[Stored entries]
━━━━━━

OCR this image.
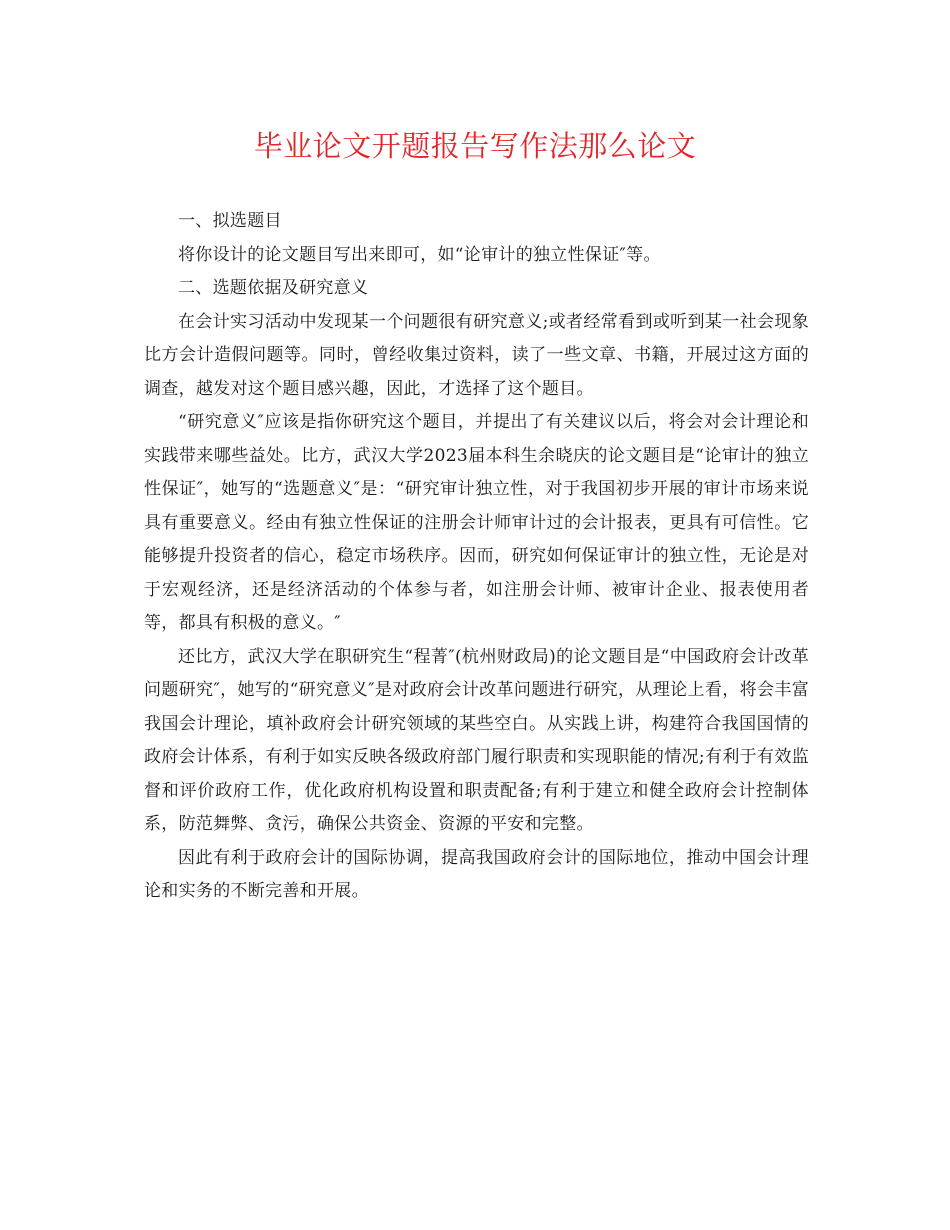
毕业论文开题报告写作法那么论文

一、拟选题目

将你设计的论文题目写出来即可，如“论审计的独立性保证″等。

二、选题依据及研究意义

在会计实习活动中发现某一个问题很有研究意义;或者经常看到或听到某一社会现象比方会计造假问题等。同时，曾经收集过资料，读了一些文章、书籍，开展过这方面的调查，越发对这个题目感兴趣，因此，才选择了这个题目。

“研究意义″应该是指你研究这个题目，并提出了有关建议以后，将会对会计理论和实践带来哪些益处。比方，武汉大学2023届本科生余晓庆的论文题目是“论审计的独立性保证″，她写的“选题意义″是：“研究审计独立性，对于我国初步开展的审计市场来说具有重要意义。经由有独立性保证的注册会计师审计过的会计报表，更具有可信性。它能够提升投资者的信心，稳定市场秩序。因而，研究如何保证审计的独立性，无论是对于宏观经济，还是经济活动的个体参与者，如注册会计师、被审计企业、报表使用者等，都具有积极的意义。″

还比方，武汉大学在职研究生“程菁″(杭州财政局)的论文题目是“中国政府会计改革问题研究″，她写的“研究意义″是对政府会计改革问题进行研究，从理论上看，将会丰富我国会计理论，填补政府会计研究领域的某些空白。从实践上讲，构建符合我国国情的政府会计体系，有利于如实反映各级政府部门履行职责和实现职能的情况;有利于有效监督和评价政府工作，优化政府机构设置和职责配备;有利于建立和健全政府会计控制体系，防范舞弊、贪污，确保公共资金、资源的平安和完整。

因此有利于政府会计的国际协调，提高我国政府会计的国际地位，推动中国会计理论和实务的不断完善和开展。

━━━━━━

Write out the entries again, exactly as given, skipping any images.

» RESULT FOR THIS EXERCISE
OCR this image.
毕业论文开题报告写作法那么论文

一、拟选题目

将你设计的论文题目写出来即可，如“论审计的独立性保证″等。

二、选题依据及研究意义

在会计实习活动中发现某一个问题很有研究意义;或者经常看到或听到某一社会现象比方会计造假问题等。同时，曾经收集过资料，读了一些文章、书籍，开展过这方面的调查，越发对这个题目感兴趣，因此，才选择了这个题目。

“研究意义″应该是指你研究这个题目，并提出了有关建议以后，将会对会计理论和实践带来哪些益处。比方，武汉大学2023届本科生余晓庆的论文题目是“论审计的独立性保证″，她写的“选题意义″是：“研究审计独立性，对于我国初步开展的审计市场来说具有重要意义。经由有独立性保证的注册会计师审计过的会计报表，更具有可信性。它能够提升投资者的信心，稳定市场秩序。因而，研究如何保证审计的独立性，无论是对于宏观经济，还是经济活动的个体参与者，如注册会计师、被审计企业、报表使用者等，都具有积极的意义。″

还比方，武汉大学在职研究生“程菁″(杭州财政局)的论文题目是“中国政府会计改革问题研究″，她写的“研究意义″是对政府会计改革问题进行研究，从理论上看，将会丰富我国会计理论，填补政府会计研究领域的某些空白。从实践上讲，构建符合我国国情的政府会计体系，有利于如实反映各级政府部门履行职责和实现职能的情况;有利于有效监督和评价政府工作，优化政府机构设置和职责配备;有利于建立和健全政府会计控制体系，防范舞弊、贪污，确保公共资金、资源的平安和完整。

因此有利于政府会计的国际协调，提高我国政府会计的国际地位，推动中国会计理论和实务的不断完善和开展。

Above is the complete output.